> [Exercise details]
Tell how many lines carry the word "color"; the reply is the number and nothing else.

───── Records for the exercise ─────

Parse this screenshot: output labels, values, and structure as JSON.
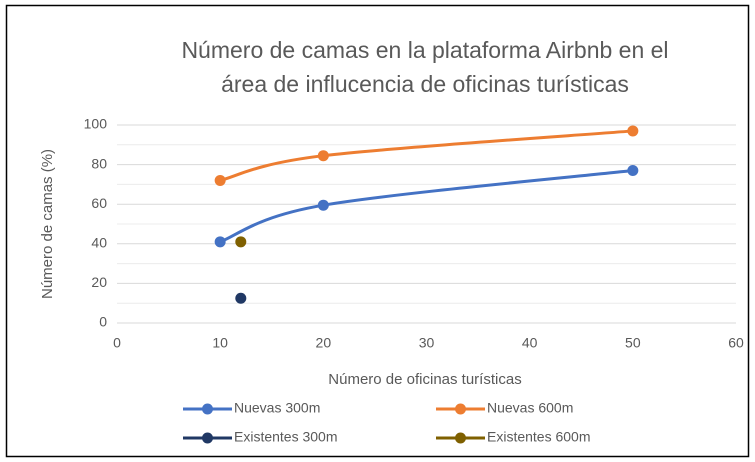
{
  "chart_data": {
    "type": "scatter",
    "title": [
      "Número de camas en la plataforma Airbnb en el",
      "área de influcencia de oficinas turísticas"
    ],
    "x_label": "Número de oficinas turísticas",
    "y_label": "Número de camas (%)",
    "xlim": [
      0,
      60
    ],
    "xticks": [
      0,
      10,
      20,
      30,
      40,
      50,
      60
    ],
    "ylim": [
      0,
      100
    ],
    "yticks": [
      0,
      20,
      40,
      60,
      80,
      100
    ],
    "minor_yticks": [
      10,
      30,
      50,
      70,
      90
    ],
    "grid": true,
    "smooth": true,
    "legend": "bottom",
    "series": [
      {
        "name": "Nuevas 300m",
        "color": "#4472c4",
        "x": [
          10,
          20,
          50
        ],
        "values": [
          41,
          59.5,
          77
        ]
      },
      {
        "name": "Nuevas 600m",
        "color": "#ed7d31",
        "x": [
          10,
          20,
          50
        ],
        "values": [
          72,
          84.5,
          97
        ]
      },
      {
        "name": "Existentes 300m",
        "color": "#203864",
        "x": [
          12
        ],
        "values": [
          12.5
        ]
      },
      {
        "name": "Existentes 600m",
        "color": "#7f6000",
        "x": [
          12
        ],
        "values": [
          41
        ]
      }
    ]
  }
}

─────

> [Full output]
4